## What you should do
Write out each line word for word. Drop pictures.

## Data listing
§ §

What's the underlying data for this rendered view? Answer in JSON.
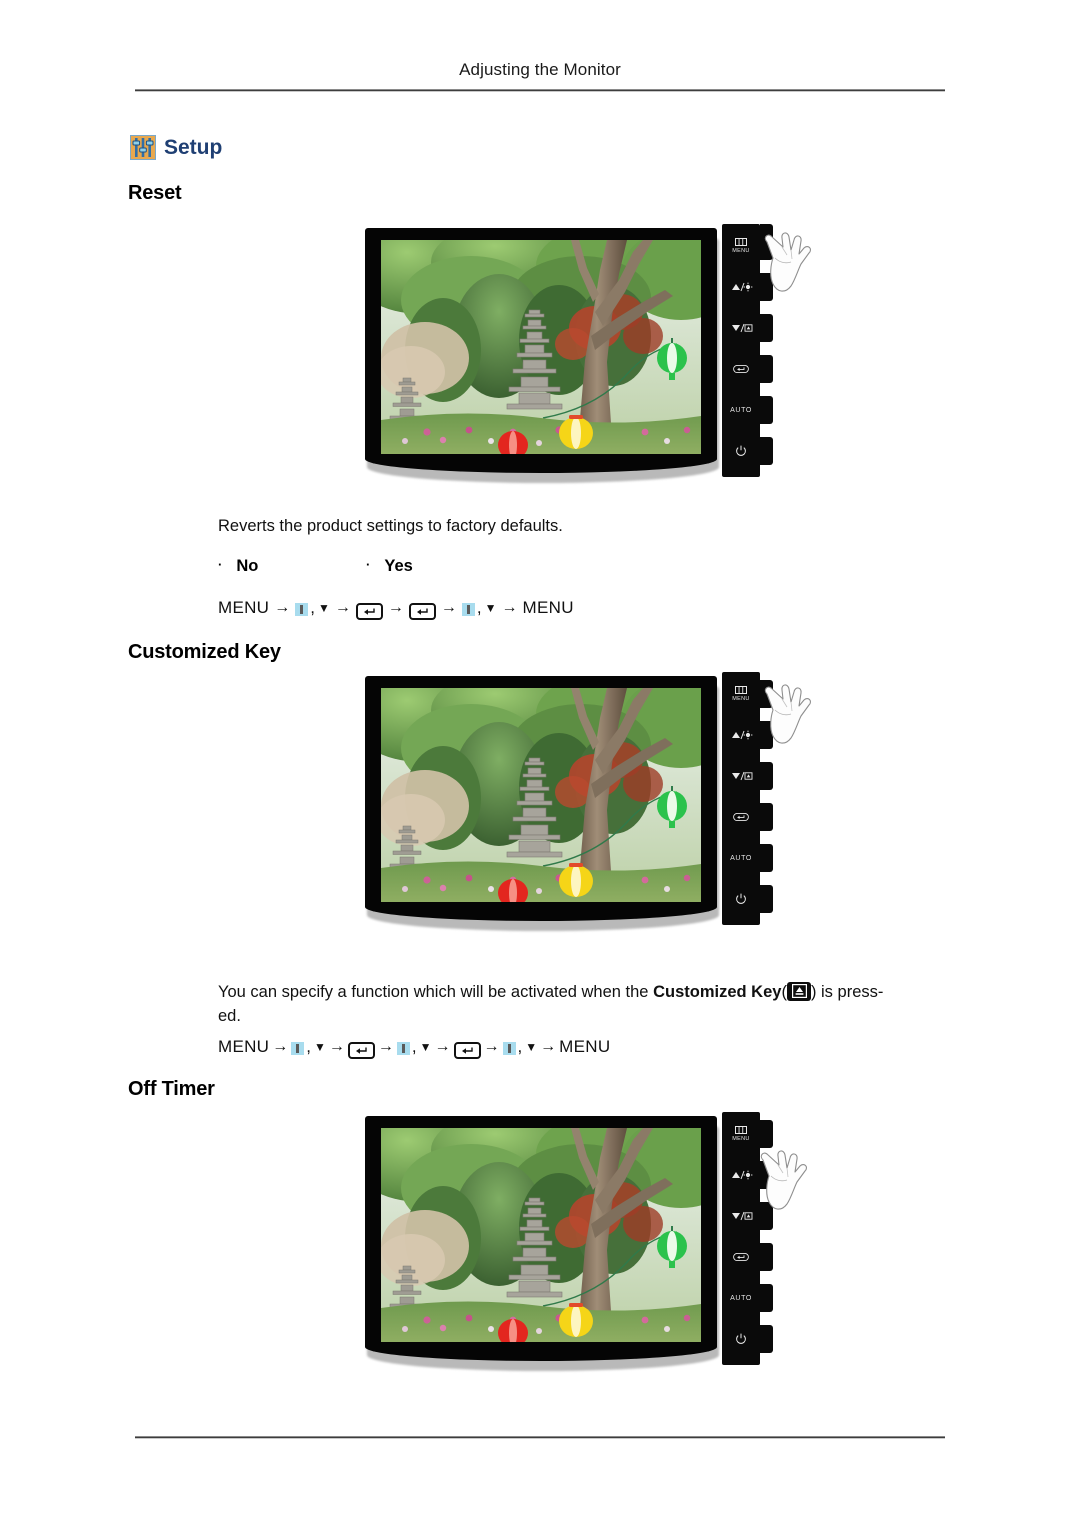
{
  "header": {
    "title": "Adjusting the Monitor"
  },
  "setup": {
    "label": "Setup",
    "icon": "sliders-icon",
    "icon_bg": "#e8a84e",
    "icon_fg": "#2f6fa8",
    "label_color": "#1f3f73"
  },
  "sections": [
    {
      "id": "reset",
      "heading": "Reset",
      "description": "Reverts the product settings to factory defaults.",
      "options": [
        "No",
        "Yes"
      ],
      "key_sequence": [
        "MENU",
        "→",
        "blue-square-icon",
        ",",
        "▼",
        "→",
        "enter-icon",
        "→",
        "enter-icon",
        "→",
        "blue-square-icon",
        ",",
        "▼",
        "→",
        "MENU"
      ],
      "monitor": {
        "hand_target": "menu-button",
        "buttons": [
          {
            "name": "menu-button",
            "glyph": "▥",
            "label": "MENU"
          },
          {
            "name": "brightness-up-button",
            "glyph": "▲/☀",
            "label": ""
          },
          {
            "name": "customized-key-button",
            "glyph": "▼/⧉",
            "label": ""
          },
          {
            "name": "enter-button",
            "glyph": "⏎",
            "label": ""
          },
          {
            "name": "auto-button",
            "glyph": "",
            "label": "AUTO"
          },
          {
            "name": "power-button",
            "glyph": "⏻",
            "label": ""
          }
        ]
      }
    },
    {
      "id": "customized-key",
      "heading": "Customized Key",
      "description_prefix": "You can specify a function which will be activated when the ",
      "description_bold": "Customized Key",
      "description_suffix": ") is press-",
      "description_line2": "ed.",
      "key_sequence": [
        "MENU",
        "→",
        "blue-square-icon",
        ",",
        "▼",
        "→",
        "enter-icon",
        "→",
        "blue-square-icon",
        ",",
        "▼",
        "→",
        "enter-icon",
        "→",
        "blue-square-icon",
        ",",
        "▼",
        "→",
        "MENU"
      ],
      "monitor": {
        "hand_target": "menu-button",
        "buttons": [
          {
            "name": "menu-button",
            "glyph": "▥",
            "label": "MENU"
          },
          {
            "name": "brightness-up-button",
            "glyph": "▲/☀",
            "label": ""
          },
          {
            "name": "customized-key-button",
            "glyph": "▼/⧉",
            "label": ""
          },
          {
            "name": "enter-button",
            "glyph": "⏎",
            "label": ""
          },
          {
            "name": "auto-button",
            "glyph": "",
            "label": "AUTO"
          },
          {
            "name": "power-button",
            "glyph": "⏻",
            "label": ""
          }
        ]
      }
    },
    {
      "id": "off-timer",
      "heading": "Off Timer",
      "monitor": {
        "hand_target": "menu-button",
        "buttons": [
          {
            "name": "menu-button",
            "glyph": "▥",
            "label": "MENU"
          },
          {
            "name": "brightness-up-button",
            "glyph": "▲/☀",
            "label": ""
          },
          {
            "name": "customized-key-button",
            "glyph": "▼/⧉",
            "label": ""
          },
          {
            "name": "enter-button",
            "glyph": "⏎",
            "label": ""
          },
          {
            "name": "auto-button",
            "glyph": "",
            "label": "AUTO"
          },
          {
            "name": "power-button",
            "glyph": "⏻",
            "label": ""
          }
        ]
      }
    }
  ],
  "labels": {
    "menu_word": "MENU",
    "arrow": "→",
    "down_triangle": "▼",
    "comma": ",",
    "bullet": "·",
    "open_paren": "(",
    "close_paren": ")",
    "auto": "AUTO"
  },
  "colors": {
    "bezel": "#050505",
    "blue_icon": "#a8dcee",
    "setup_title": "#1f3f73",
    "rule": "#3d3d3d"
  }
}
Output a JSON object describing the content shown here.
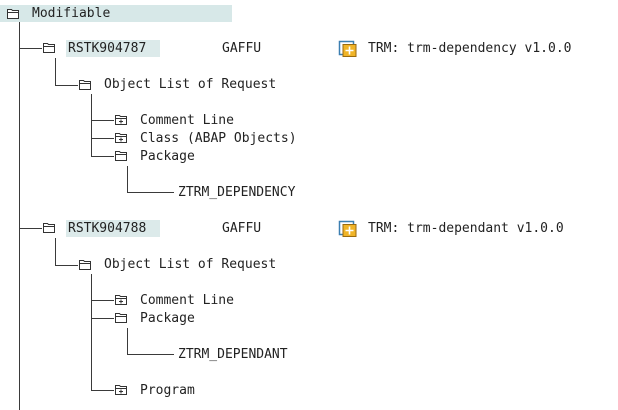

§ §

## Problem solution
What's the underlying data for this rendered view? Answer in JSON.
{
  "header": {
    "title": "Adjusting the Monitor"
  },
  "setup": {
    "label": "Setup",
    "icon": "sliders-icon",
    "icon_bg": "#e8a84e",
    "icon_fg": "#2f6fa8",
    "label_color": "#1f3f73"
  },
  "sections": [
    {
      "id": "reset",
      "heading": "Reset",
      "description": "Reverts the product settings to factory defaults.",
      "options": [
        "No",
        "Yes"
      ],
      "key_sequence": [
        "MENU",
        "→",
        "blue-square-icon",
        ",",
        "▼",
        "→",
        "enter-icon",
        "→",
        "enter-icon",
        "→",
        "blue-square-icon",
        ",",
        "▼",
        "→",
        "MENU"
      ],
      "monitor": {
        "hand_target": "menu-button",
        "buttons": [
          {
            "name": "menu-button",
            "glyph": "▥",
            "label": "MENU"
          },
          {
            "name": "brightness-up-button",
            "glyph": "▲/☀",
            "label": ""
          },
          {
            "name": "customized-key-button",
            "glyph": "▼/⧉",
            "label": ""
          },
          {
            "name": "enter-button",
            "glyph": "⏎",
            "label": ""
          },
          {
            "name": "auto-button",
            "glyph": "",
            "label": "AUTO"
          },
          {
            "name": "power-button",
            "glyph": "⏻",
            "label": ""
          }
        ]
      }
    },
    {
      "id": "customized-key",
      "heading": "Customized Key",
      "description_prefix": "You can specify a function which will be activated when the ",
      "description_bold": "Customized Key",
      "description_suffix": ") is press-",
      "description_line2": "ed.",
      "key_sequence": [
        "MENU",
        "→",
        "blue-square-icon",
        ",",
        "▼",
        "→",
        "enter-icon",
        "→",
        "blue-square-icon",
        ",",
        "▼",
        "→",
        "enter-icon",
        "→",
        "blue-square-icon",
        ",",
        "▼",
        "→",
        "MENU"
      ],
      "monitor": {
        "hand_target": "menu-button",
        "buttons": [
          {
            "name": "menu-button",
            "glyph": "▥",
            "label": "MENU"
          },
          {
            "name": "brightness-up-button",
            "glyph": "▲/☀",
            "label": ""
          },
          {
            "name": "customized-key-button",
            "glyph": "▼/⧉",
            "label": ""
          },
          {
            "name": "enter-button",
            "glyph": "⏎",
            "label": ""
          },
          {
            "name": "auto-button",
            "glyph": "",
            "label": "AUTO"
          },
          {
            "name": "power-button",
            "glyph": "⏻",
            "label": ""
          }
        ]
      }
    },
    {
      "id": "off-timer",
      "heading": "Off Timer",
      "monitor": {
        "hand_target": "menu-button",
        "buttons": [
          {
            "name": "menu-button",
            "glyph": "▥",
            "label": "MENU"
          },
          {
            "name": "brightness-up-button",
            "glyph": "▲/☀",
            "label": ""
          },
          {
            "name": "customized-key-button",
            "glyph": "▼/⧉",
            "label": ""
          },
          {
            "name": "enter-button",
            "glyph": "⏎",
            "label": ""
          },
          {
            "name": "auto-button",
            "glyph": "",
            "label": "AUTO"
          },
          {
            "name": "power-button",
            "glyph": "⏻",
            "label": ""
          }
        ]
      }
    }
  ],
  "labels": {
    "menu_word": "MENU",
    "arrow": "→",
    "down_triangle": "▼",
    "comma": ",",
    "bullet": "·",
    "open_paren": "(",
    "close_paren": ")",
    "auto": "AUTO"
  },
  "colors": {
    "bezel": "#050505",
    "blue_icon": "#a8dcee",
    "setup_title": "#1f3f73",
    "rule": "#3d3d3d"
  }
}
Output a JSON object describing the content shown here.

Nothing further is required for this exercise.